Rows from a figure dataset:
☆ ☆ ☆ ☆ ☆ ☆ ☆
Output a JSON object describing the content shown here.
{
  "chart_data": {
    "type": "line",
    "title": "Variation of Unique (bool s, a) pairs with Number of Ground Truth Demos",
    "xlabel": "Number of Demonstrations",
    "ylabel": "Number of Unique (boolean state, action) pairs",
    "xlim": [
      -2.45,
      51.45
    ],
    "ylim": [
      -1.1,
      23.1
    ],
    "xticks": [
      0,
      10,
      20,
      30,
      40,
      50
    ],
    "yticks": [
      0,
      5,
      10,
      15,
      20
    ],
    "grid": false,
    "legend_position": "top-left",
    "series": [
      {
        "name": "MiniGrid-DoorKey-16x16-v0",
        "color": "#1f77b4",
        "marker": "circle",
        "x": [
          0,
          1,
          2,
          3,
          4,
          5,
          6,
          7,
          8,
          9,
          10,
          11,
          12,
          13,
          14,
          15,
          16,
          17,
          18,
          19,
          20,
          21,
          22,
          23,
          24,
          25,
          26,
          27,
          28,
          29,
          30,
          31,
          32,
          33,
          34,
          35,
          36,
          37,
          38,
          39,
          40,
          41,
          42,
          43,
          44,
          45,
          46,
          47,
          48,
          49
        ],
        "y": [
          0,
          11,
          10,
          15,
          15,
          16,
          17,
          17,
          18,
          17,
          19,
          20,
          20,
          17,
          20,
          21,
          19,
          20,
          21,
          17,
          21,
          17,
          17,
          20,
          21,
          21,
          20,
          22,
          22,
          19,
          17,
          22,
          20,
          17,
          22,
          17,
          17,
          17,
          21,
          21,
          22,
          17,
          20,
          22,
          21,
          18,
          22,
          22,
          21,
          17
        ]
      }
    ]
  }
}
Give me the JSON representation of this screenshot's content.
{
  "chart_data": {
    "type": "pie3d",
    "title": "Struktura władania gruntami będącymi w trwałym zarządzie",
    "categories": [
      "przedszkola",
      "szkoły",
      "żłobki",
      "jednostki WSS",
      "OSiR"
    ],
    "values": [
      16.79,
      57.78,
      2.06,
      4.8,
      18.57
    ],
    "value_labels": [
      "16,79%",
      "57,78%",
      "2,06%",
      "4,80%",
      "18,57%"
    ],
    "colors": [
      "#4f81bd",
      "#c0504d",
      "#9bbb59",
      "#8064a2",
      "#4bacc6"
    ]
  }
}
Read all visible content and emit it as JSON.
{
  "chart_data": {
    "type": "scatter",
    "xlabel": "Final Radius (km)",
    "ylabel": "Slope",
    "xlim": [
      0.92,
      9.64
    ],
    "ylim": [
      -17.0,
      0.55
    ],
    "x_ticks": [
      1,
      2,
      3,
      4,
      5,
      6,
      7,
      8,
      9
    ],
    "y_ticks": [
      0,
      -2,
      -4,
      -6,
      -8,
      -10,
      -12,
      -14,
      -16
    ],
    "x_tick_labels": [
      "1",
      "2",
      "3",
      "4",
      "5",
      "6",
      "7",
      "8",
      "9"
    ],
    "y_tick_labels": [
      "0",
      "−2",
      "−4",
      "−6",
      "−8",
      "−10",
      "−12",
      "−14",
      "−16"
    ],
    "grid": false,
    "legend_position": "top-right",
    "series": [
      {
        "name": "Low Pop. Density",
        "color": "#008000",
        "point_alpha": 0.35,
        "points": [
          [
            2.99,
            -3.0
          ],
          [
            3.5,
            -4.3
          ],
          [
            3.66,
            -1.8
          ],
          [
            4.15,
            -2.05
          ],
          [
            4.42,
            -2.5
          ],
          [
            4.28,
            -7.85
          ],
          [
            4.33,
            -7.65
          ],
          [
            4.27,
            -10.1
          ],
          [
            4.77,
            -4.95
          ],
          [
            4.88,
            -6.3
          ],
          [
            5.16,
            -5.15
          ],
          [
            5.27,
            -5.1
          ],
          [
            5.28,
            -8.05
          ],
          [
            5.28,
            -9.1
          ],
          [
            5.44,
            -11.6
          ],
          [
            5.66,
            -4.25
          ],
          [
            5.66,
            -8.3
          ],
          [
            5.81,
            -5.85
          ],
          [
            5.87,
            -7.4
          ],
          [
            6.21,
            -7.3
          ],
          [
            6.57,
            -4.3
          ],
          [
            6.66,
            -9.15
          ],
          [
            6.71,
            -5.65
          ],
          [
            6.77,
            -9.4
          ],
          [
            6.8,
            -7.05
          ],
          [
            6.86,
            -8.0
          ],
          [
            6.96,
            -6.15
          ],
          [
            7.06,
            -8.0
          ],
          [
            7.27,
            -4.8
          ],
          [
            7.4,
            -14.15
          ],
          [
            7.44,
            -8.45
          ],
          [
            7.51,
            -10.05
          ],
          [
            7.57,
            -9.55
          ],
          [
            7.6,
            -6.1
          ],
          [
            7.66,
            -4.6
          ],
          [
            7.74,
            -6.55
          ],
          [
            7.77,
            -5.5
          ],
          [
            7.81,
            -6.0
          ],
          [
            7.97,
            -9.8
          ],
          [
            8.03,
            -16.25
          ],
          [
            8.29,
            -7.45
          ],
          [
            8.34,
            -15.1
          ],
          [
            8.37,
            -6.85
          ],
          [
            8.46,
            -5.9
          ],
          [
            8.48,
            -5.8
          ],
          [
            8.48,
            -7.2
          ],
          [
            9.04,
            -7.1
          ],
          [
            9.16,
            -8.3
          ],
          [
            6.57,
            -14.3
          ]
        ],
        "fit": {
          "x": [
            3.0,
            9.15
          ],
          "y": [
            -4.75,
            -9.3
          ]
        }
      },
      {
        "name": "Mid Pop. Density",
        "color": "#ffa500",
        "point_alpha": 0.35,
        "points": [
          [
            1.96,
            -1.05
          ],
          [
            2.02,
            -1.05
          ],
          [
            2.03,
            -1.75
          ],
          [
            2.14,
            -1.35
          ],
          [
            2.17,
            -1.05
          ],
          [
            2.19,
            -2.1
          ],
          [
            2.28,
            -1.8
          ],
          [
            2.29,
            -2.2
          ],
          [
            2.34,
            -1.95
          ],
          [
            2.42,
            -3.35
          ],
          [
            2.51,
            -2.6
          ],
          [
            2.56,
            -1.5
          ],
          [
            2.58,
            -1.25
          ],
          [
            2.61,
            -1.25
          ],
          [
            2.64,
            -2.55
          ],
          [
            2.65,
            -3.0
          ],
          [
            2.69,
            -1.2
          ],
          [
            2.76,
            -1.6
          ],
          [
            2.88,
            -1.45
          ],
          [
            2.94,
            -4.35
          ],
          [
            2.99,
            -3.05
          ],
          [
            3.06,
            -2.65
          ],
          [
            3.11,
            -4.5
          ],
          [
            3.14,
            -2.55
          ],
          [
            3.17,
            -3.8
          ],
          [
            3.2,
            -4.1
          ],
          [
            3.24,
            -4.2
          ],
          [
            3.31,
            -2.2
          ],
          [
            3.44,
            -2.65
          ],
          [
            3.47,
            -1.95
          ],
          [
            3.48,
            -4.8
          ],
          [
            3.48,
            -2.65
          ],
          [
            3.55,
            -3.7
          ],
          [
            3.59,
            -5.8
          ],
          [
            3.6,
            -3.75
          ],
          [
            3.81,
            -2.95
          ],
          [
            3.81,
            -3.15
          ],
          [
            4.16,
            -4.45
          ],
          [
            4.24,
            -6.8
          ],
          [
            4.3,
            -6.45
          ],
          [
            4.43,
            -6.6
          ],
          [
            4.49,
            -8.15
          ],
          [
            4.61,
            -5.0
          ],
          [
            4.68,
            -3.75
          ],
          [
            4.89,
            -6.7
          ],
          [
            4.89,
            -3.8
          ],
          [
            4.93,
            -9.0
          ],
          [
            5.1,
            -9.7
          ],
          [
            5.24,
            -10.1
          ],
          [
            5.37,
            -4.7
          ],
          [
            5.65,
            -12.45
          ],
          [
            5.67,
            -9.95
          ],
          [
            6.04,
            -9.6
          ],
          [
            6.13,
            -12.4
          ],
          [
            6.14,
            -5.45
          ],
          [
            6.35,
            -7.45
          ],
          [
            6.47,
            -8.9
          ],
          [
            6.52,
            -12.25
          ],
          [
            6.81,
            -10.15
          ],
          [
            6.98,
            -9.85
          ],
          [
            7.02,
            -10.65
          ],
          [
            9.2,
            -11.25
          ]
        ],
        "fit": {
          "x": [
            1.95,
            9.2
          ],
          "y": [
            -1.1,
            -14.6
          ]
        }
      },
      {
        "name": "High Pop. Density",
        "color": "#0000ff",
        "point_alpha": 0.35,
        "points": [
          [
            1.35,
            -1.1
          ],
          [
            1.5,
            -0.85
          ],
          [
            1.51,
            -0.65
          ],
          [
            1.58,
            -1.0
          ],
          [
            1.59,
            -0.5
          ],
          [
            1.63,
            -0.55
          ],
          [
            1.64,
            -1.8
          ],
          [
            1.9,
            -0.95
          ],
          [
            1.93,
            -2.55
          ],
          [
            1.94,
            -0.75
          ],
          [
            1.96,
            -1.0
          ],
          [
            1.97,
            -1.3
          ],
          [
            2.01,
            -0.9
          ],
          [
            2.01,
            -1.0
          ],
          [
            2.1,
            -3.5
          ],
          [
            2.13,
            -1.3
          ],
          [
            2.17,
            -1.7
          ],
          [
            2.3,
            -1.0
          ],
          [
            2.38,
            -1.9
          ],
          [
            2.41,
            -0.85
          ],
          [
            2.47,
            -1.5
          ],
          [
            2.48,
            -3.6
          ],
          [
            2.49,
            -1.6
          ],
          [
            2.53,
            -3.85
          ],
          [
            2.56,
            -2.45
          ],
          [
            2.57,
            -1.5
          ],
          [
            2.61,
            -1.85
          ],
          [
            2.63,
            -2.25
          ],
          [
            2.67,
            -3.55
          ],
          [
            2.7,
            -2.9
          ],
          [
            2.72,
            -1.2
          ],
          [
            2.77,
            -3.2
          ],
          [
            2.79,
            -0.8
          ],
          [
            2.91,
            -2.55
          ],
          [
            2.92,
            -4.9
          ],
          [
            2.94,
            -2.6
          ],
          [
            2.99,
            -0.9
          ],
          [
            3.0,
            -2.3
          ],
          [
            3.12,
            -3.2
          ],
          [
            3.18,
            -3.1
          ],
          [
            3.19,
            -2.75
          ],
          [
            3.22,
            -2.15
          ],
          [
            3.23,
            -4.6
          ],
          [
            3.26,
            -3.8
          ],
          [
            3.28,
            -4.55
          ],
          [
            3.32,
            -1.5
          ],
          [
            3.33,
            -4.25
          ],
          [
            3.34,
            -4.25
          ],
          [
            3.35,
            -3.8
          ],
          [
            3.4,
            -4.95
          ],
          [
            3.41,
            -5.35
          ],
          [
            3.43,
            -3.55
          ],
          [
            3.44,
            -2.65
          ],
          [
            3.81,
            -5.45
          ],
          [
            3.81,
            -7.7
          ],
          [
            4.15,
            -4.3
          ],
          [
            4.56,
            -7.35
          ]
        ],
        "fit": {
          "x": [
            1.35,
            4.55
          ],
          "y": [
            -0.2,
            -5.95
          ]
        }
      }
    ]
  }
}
☆ ☆ ☆ ☆ ☆ ☆ ☆
◆ **WRITTEN EXERCISE**
Copy each line holding the word "xlabel" from the listing above.

◆ **COMPLETED TASK**
    "xlabel": "Number of Demonstrations",
    "xlabel": "Final Radius (km)",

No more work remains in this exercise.